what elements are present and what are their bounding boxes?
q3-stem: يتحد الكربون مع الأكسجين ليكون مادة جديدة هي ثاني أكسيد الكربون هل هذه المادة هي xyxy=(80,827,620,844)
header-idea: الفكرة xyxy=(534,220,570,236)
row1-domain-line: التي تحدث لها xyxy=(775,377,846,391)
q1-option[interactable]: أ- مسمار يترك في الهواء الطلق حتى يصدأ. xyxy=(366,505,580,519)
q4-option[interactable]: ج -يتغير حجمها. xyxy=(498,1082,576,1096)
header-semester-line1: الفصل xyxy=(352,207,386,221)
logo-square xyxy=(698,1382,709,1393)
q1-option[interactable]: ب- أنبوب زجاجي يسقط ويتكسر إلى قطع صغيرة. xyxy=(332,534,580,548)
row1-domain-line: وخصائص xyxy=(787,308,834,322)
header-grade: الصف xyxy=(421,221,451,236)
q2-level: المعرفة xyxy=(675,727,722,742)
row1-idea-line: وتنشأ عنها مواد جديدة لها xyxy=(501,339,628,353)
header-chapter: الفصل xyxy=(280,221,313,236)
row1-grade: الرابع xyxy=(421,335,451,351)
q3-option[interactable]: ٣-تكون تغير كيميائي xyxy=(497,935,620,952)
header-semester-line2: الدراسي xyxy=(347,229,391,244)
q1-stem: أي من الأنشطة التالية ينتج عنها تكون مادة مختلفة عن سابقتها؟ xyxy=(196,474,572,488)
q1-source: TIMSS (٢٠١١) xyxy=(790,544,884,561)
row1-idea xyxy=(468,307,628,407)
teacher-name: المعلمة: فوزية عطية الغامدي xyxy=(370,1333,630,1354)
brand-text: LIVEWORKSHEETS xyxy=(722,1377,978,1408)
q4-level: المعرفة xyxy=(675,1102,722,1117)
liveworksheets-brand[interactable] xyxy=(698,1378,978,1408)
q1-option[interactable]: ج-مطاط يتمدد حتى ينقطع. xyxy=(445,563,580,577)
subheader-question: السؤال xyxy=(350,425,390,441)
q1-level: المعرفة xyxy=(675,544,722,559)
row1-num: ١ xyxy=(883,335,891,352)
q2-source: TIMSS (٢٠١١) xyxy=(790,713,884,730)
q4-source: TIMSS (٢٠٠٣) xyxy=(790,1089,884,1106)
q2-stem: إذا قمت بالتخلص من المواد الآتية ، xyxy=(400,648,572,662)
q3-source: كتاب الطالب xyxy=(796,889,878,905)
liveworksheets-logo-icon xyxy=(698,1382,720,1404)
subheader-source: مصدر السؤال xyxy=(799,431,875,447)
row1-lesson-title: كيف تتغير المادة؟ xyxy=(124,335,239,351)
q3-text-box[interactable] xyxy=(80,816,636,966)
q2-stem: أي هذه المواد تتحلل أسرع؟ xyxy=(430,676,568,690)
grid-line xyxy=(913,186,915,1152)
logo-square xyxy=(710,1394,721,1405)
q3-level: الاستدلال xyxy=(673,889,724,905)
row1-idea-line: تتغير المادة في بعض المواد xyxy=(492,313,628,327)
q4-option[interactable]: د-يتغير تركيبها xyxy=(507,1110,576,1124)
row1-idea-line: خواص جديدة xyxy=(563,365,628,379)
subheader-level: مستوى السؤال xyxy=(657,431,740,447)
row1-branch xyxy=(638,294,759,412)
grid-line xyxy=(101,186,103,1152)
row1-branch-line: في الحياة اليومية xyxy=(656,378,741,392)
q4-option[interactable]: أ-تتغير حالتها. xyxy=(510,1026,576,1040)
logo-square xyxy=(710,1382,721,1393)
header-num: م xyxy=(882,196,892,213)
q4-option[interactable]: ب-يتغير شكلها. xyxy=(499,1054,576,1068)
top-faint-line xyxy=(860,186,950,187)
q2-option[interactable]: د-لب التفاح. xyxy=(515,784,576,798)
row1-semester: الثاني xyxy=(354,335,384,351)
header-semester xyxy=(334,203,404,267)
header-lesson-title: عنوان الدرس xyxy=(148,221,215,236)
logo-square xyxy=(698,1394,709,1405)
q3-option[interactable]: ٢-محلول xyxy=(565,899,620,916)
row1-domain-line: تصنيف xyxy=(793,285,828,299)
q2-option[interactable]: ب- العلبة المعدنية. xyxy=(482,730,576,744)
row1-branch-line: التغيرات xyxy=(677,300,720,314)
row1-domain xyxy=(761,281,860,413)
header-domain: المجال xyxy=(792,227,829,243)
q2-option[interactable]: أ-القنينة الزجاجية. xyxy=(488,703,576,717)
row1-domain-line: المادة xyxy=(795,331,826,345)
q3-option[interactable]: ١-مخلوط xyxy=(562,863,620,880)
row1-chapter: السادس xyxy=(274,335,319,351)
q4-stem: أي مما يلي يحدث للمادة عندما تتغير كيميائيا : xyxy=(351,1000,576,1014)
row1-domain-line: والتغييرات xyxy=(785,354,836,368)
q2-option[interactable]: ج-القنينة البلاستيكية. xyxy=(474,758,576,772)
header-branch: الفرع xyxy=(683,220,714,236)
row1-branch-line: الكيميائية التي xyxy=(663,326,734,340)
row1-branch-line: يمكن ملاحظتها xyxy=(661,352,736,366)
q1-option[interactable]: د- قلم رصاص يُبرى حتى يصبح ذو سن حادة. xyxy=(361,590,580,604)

------------------------------------------------------------------------

## Challenge
Convert every line of the items above into a Markdown table with the columns Number and Item line, omitting any blank lines.

## Exercise result
| Number | Item line |
|---|---|
| 1 | what elements are present and what are their bounding boxes? |
| 2 | q3-stem: يتحد الكربون مع الأكسجين ليكون مادة جديدة هي ثاني أكسيد الكربون هل هذه المادة هي xyxy=(80,827,620,844) |
| 3 | header-idea: الفكرة xyxy=(534,220,570,236) |
| 4 | row1-domain-line: التي تحدث لها xyxy=(775,377,846,391) |
| 5 | q1-option[interactable]: أ- مسمار يترك في الهواء الطلق حتى يصدأ. xyxy=(366,505,580,519) |
| 6 | q4-option[interactable]: ج -يتغير حجمها. xyxy=(498,1082,576,1096) |
| 7 | header-semester-line1: الفصل xyxy=(352,207,386,221) |
| 8 | logo-square xyxy=(698,1382,709,1393) |
| 9 | q1-option[interactable]: ب- أنبوب زجاجي يسقط ويتكسر إلى قطع صغيرة. xyxy=(332,534,580,548) |
| 10 | row1-domain-line: وخصائص xyxy=(787,308,834,322) |
| 11 | header-grade: الصف xyxy=(421,221,451,236) |
| 12 | q2-level: المعرفة xyxy=(675,727,722,742) |
| 13 | row1-idea-line: وتنشأ عنها مواد جديدة لها xyxy=(501,339,628,353) |
| 14 | header-chapter: الفصل xyxy=(280,221,313,236) |
| 15 | row1-grade: الرابع xyxy=(421,335,451,351) |
| 16 | q3-option[interactable]: ٣-تكون تغير كيميائي xyxy=(497,935,620,952) |
| 17 | header-semester-line2: الدراسي xyxy=(347,229,391,244) |
| 18 | q1-stem: أي من الأنشطة التالية ينتج عنها تكون مادة مختلفة عن سابقتها؟ xyxy=(196,474,572,488) |
| 19 | q1-source: TIMSS (٢٠١١) xyxy=(790,544,884,561) |
| 20 | row1-idea xyxy=(468,307,628,407) |
| 21 | teacher-name: المعلمة: فوزية عطية الغامدي xyxy=(370,1333,630,1354) |
| 22 | brand-text: LIVEWORKSHEETS xyxy=(722,1377,978,1408) |
| 23 | q4-level: المعرفة xyxy=(675,1102,722,1117) |
| 24 | liveworksheets-brand[interactable] xyxy=(698,1378,978,1408) |
| 25 | q1-option[interactable]: ج-مطاط يتمدد حتى ينقطع. xyxy=(445,563,580,577) |
| 26 | subheader-question: السؤال xyxy=(350,425,390,441) |
| 27 | q1-level: المعرفة xyxy=(675,544,722,559) |
| 28 | row1-num: ١ xyxy=(883,335,891,352) |
| 29 | q2-source: TIMSS (٢٠١١) xyxy=(790,713,884,730) |
| 30 | q4-source: TIMSS (٢٠٠٣) xyxy=(790,1089,884,1106) |
| 31 | q2-stem: إذا قمت بالتخلص من المواد الآتية ، xyxy=(400,648,572,662) |
| 32 | q3-source: كتاب الطالب xyxy=(796,889,878,905) |
| 33 | liveworksheets-logo-icon xyxy=(698,1382,720,1404) |
| 34 | subheader-source: مصدر السؤال xyxy=(799,431,875,447) |
| 35 | row1-lesson-title: كيف تتغير المادة؟ xyxy=(124,335,239,351) |
| 36 | q3-text-box[interactable] xyxy=(80,816,636,966) |
| 37 | q2-stem: أي هذه المواد تتحلل أسرع؟ xyxy=(430,676,568,690) |
| 38 | grid-line xyxy=(913,186,915,1152) |
| 39 | logo-square xyxy=(710,1394,721,1405) |
| 40 | q3-level: الاستدلال xyxy=(673,889,724,905) |
| 41 | row1-idea-line: تتغير المادة في بعض المواد xyxy=(492,313,628,327) |
| 42 | q4-option[interactable]: د-يتغير تركيبها xyxy=(507,1110,576,1124) |
| 43 | row1-idea-line: خواص جديدة xyxy=(563,365,628,379) |
| 44 | subheader-level: مستوى السؤال xyxy=(657,431,740,447) |
| 45 | row1-branch xyxy=(638,294,759,412) |
| 46 | grid-line xyxy=(101,186,103,1152) |
| 47 | row1-branch-line: في الحياة اليومية xyxy=(656,378,741,392) |
| 48 | q4-option[interactable]: أ-تتغير حالتها. xyxy=(510,1026,576,1040) |
| 49 | logo-square xyxy=(710,1382,721,1393) |
| 50 | header-num: م xyxy=(882,196,892,213) |
| 51 | q4-option[interactable]: ب-يتغير شكلها. xyxy=(499,1054,576,1068) |
| 52 | top-faint-line xyxy=(860,186,950,187) |
| 53 | q2-option[interactable]: د-لب التفاح. xyxy=(515,784,576,798) |
| 54 | row1-semester: الثاني xyxy=(354,335,384,351) |
| 55 | header-semester xyxy=(334,203,404,267) |
| 56 | header-lesson-title: عنوان الدرس xyxy=(148,221,215,236) |
| 57 | logo-square xyxy=(698,1394,709,1405) |
| 58 | q3-option[interactable]: ٢-محلول xyxy=(565,899,620,916) |
| 59 | row1-domain-line: تصنيف xyxy=(793,285,828,299) |
| 60 | q2-option[interactable]: ب- العلبة المعدنية. xyxy=(482,730,576,744) |
| 61 | row1-branch-line: التغيرات xyxy=(677,300,720,314) |
| 62 | row1-domain xyxy=(761,281,860,413) |
| 63 | header-domain: المجال xyxy=(792,227,829,243) |
| 64 | q2-option[interactable]: أ-القنينة الزجاجية. xyxy=(488,703,576,717) |
| 65 | row1-domain-line: المادة xyxy=(795,331,826,345) |
| 66 | q3-option[interactable]: ١-مخلوط xyxy=(562,863,620,880) |
| 67 | row1-chapter: السادس xyxy=(274,335,319,351) |
| 68 | q4-stem: أي مما يلي يحدث للمادة عندما تتغير كيميائيا : xyxy=(351,1000,576,1014) |
| 69 | row1-domain-line: والتغييرات xyxy=(785,354,836,368) |
| 70 | q2-option[interactable]: ج-القنينة البلاستيكية. xyxy=(474,758,576,772) |
| 71 | header-branch: الفرع xyxy=(683,220,714,236) |
| 72 | row1-branch-line: الكيميائية التي xyxy=(663,326,734,340) |
| 73 | row1-branch-line: يمكن ملاحظتها xyxy=(661,352,736,366) |
| 74 | q1-option[interactable]: د- قلم رصاص يُبرى حتى يصبح ذو سن حادة. xyxy=(361,590,580,604) |